◆ WHAT IS BEING ASKED ◆
Wherever a line in the data below holds "this", copy that line.

◆ EXERCISE INPUT ◆

>> Begin

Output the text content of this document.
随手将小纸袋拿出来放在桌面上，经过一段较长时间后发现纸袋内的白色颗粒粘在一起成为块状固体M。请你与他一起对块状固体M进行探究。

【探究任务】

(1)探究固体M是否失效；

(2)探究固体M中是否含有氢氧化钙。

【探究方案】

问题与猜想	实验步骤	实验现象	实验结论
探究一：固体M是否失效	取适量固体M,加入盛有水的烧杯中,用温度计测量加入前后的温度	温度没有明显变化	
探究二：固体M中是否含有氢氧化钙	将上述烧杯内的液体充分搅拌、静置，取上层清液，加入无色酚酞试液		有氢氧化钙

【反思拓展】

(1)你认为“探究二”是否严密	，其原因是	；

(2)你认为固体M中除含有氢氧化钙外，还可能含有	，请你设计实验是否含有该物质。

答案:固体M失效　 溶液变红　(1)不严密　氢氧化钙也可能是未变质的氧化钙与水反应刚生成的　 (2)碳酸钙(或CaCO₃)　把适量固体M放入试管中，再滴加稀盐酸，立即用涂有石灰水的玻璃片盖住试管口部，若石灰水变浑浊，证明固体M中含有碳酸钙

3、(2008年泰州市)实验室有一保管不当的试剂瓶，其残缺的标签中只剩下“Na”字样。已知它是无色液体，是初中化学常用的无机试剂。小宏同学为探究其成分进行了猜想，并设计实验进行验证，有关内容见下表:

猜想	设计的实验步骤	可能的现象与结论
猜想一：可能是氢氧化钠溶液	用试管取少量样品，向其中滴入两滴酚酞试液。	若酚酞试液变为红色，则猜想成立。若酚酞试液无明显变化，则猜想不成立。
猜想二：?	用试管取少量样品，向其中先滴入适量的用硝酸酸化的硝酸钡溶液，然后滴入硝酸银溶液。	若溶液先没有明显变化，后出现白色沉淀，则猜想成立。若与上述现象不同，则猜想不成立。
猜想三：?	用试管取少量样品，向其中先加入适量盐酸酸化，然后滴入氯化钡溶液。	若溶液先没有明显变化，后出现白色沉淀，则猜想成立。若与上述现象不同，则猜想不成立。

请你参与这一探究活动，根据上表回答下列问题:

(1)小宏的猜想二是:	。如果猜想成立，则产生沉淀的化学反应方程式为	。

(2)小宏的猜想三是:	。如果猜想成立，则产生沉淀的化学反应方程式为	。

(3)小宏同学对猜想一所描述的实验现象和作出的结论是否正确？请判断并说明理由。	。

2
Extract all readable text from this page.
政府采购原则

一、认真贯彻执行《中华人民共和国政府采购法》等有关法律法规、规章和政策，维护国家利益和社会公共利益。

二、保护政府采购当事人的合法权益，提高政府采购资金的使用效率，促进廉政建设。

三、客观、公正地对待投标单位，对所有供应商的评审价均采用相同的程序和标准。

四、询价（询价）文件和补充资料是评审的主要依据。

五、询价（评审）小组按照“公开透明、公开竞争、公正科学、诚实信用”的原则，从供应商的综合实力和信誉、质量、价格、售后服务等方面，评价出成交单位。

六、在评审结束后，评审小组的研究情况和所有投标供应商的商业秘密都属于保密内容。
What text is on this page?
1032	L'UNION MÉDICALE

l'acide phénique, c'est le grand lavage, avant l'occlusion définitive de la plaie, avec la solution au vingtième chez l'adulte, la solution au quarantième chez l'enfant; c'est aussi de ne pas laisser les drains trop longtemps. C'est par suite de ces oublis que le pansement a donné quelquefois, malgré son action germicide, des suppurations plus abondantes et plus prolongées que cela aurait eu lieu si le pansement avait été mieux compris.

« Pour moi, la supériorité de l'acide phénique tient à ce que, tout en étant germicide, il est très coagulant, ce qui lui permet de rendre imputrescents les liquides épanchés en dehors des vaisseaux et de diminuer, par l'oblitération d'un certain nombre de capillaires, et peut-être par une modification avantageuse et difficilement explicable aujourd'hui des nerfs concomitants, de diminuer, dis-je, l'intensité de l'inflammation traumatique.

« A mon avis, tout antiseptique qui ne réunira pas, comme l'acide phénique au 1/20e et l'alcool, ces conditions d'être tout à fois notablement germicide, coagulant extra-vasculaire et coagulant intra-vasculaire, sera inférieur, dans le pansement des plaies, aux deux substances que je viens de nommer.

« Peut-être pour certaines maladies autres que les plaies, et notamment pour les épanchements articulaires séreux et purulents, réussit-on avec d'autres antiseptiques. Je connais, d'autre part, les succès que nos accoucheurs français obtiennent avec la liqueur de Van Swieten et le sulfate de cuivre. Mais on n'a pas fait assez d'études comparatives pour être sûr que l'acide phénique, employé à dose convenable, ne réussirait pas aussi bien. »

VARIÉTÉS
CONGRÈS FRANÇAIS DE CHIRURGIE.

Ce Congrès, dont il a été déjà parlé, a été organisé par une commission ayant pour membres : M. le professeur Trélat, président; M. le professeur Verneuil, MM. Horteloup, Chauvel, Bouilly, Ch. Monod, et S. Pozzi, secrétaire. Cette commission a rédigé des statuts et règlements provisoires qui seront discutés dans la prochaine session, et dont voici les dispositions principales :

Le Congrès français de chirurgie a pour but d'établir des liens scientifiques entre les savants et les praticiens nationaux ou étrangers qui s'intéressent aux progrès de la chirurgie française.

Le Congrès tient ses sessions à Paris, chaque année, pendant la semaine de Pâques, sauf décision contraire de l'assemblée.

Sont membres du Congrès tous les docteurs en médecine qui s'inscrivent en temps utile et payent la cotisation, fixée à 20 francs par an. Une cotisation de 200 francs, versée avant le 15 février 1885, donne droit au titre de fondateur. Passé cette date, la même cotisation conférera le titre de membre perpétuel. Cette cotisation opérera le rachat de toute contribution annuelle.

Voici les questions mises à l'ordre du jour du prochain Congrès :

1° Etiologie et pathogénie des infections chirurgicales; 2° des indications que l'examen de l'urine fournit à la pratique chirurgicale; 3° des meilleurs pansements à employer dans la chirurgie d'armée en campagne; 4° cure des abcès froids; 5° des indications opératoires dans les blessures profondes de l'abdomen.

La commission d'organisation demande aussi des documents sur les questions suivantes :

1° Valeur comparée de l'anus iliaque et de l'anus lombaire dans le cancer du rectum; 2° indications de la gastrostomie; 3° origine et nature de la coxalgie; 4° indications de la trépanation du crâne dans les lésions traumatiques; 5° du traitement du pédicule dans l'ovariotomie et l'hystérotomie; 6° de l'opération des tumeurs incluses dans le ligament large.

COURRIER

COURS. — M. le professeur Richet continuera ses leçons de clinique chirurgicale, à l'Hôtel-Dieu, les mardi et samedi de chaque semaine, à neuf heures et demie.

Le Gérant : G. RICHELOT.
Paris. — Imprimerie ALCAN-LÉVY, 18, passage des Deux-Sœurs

>> End

◆ WRITTEN REPLY ◆
Output the text content of this document.
Extract all readable text from this page.
What text is on this page?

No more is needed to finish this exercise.